» **EXERCISE AIM**: Will you write out all the entries below exactly?

--------

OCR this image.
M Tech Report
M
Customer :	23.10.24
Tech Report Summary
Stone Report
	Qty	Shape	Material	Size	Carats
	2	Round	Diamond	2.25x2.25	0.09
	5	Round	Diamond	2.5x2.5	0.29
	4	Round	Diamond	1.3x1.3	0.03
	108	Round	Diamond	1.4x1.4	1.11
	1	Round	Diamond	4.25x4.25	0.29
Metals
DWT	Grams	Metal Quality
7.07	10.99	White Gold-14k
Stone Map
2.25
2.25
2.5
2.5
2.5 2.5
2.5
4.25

--------

» **REPLY TO THE EXERCISE**:
OCR this image.
M Tech Report
M
Customer :	23.10.24
Tech Report Summary
Stone Report
	Qty	Shape	Material	Size	Carats
	2	Round	Diamond	2.25x2.25	0.09
	5	Round	Diamond	2.5x2.5	0.29
	4	Round	Diamond	1.3x1.3	0.03
	108	Round	Diamond	1.4x1.4	1.11
	1	Round	Diamond	4.25x4.25	0.29
Metals
DWT	Grams	Metal Quality
7.07	10.99	White Gold-14k
Stone Map
2.25
2.25
2.5
2.5
2.5 2.5
2.5
4.25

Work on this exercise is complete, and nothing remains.